§ **WRITTEN PROBLEM**
Scan the lines below for the word "pobranie". Copy each line you find it in.

##### EXTRACTED DATA #####

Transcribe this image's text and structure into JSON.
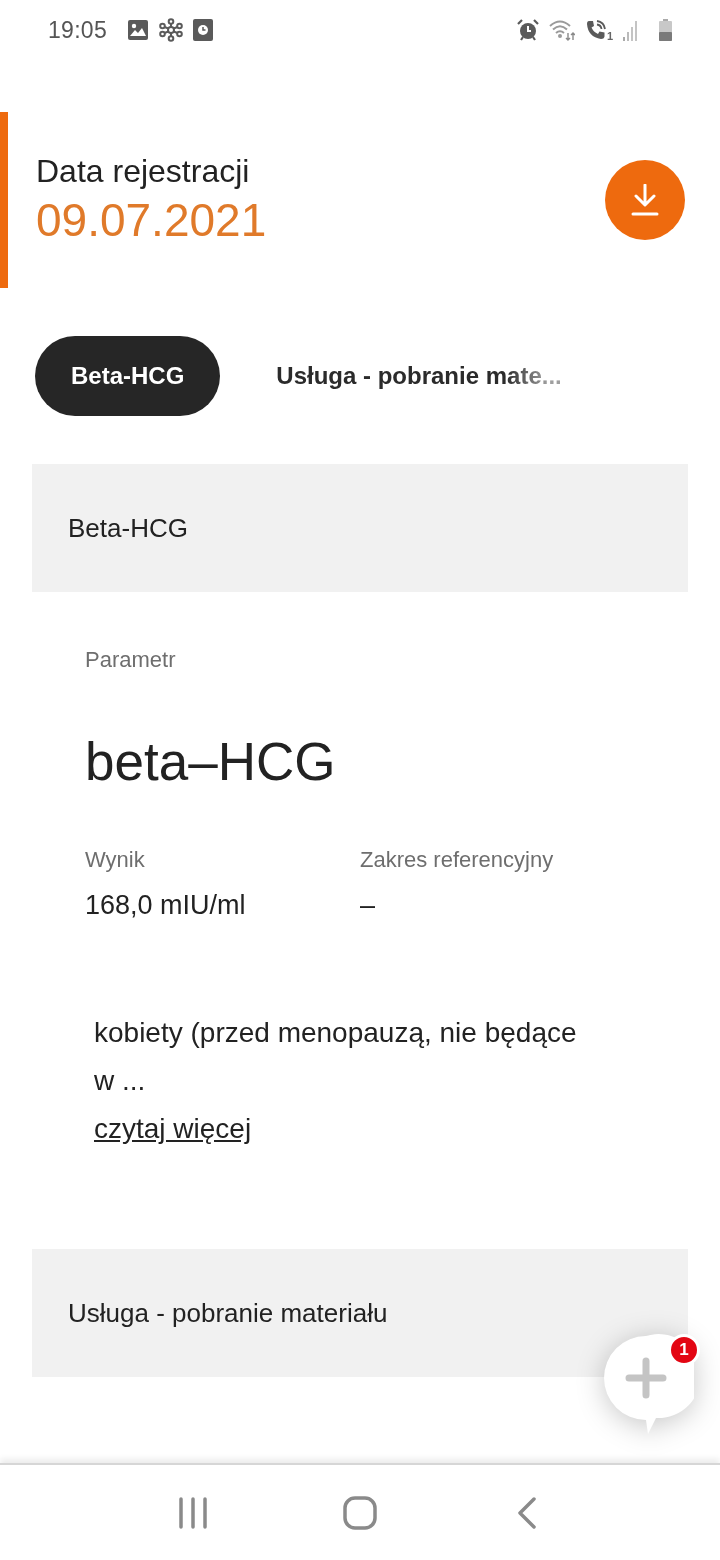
{
  "status_bar": {
    "time": "19:05",
    "sim_slot": "1"
  },
  "header": {
    "title": "Data rejestracji",
    "date": "09.07.2021"
  },
  "tabs": [
    {
      "label": "Beta-HCG",
      "selected": true
    },
    {
      "label": "Usługa - pobranie mate...",
      "selected": false
    }
  ],
  "sections": [
    {
      "title": "Beta-HCG",
      "details": {
        "parameter_label": "Parametr",
        "parameter": "beta–HCG",
        "result_label": "Wynik",
        "result": "168,0 mIU/ml",
        "range_label": "Zakres referencyjny",
        "range": "–",
        "note": "kobiety (przed menopauzą, nie będące w ...",
        "more_link": "czytaj więcej"
      }
    },
    {
      "title": "Usługa - pobranie materiału"
    }
  ],
  "chat_button": {
    "badge": "1"
  }
}
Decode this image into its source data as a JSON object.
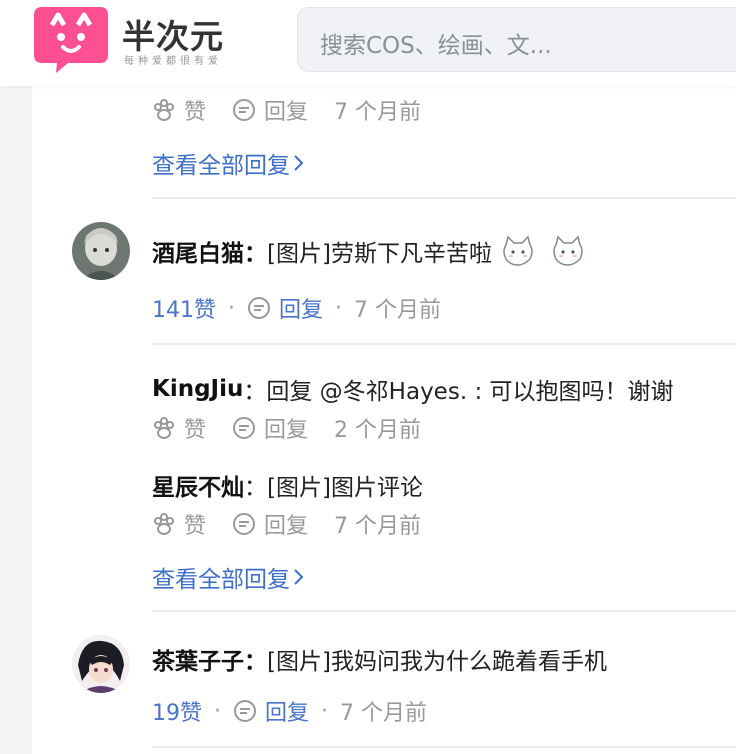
{
  "header": {
    "logo_text": "半次元",
    "logo_sub": "每种爱都很有爱",
    "search_placeholder": "搜索COS、绘画、文..."
  },
  "comments": [
    {
      "top_actions": {
        "like": "赞",
        "reply": "回复",
        "time": "7 个月前"
      },
      "view_all": "查看全部回复"
    },
    {
      "author": "酒尾白猫",
      "separator": "：",
      "text": "[图片]劳斯下凡辛苦啦",
      "likes": "141赞",
      "reply": "回复",
      "time": "7 个月前",
      "replies": [
        {
          "author": "KingJiu",
          "separator": "：",
          "text": "回复 @冬祁Hayes. : 可以抱图吗！谢谢",
          "like": "赞",
          "reply": "回复",
          "time": "2 个月前"
        },
        {
          "author": "星辰不灿",
          "separator": "：",
          "text": "[图片]图片评论",
          "like": "赞",
          "reply": "回复",
          "time": "7 个月前"
        }
      ],
      "view_all": "查看全部回复"
    },
    {
      "author": "茶葉子子",
      "separator": "：",
      "text": "[图片]我妈问我为什么跪着看手机",
      "likes": "19赞",
      "reply": "回复",
      "time": "7 个月前"
    }
  ],
  "icons": [
    "paw-icon",
    "comment-icon",
    "chevron-right-icon",
    "search-icon"
  ],
  "colors": {
    "brand": "#ff4f93",
    "link": "#3f6fc6",
    "meta": "#999999"
  }
}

#####

§ **PROBLEM SOLUTION**
      "label": "Usługa - pobranie mate...",
      "title": "Usługa - pobranie materiału"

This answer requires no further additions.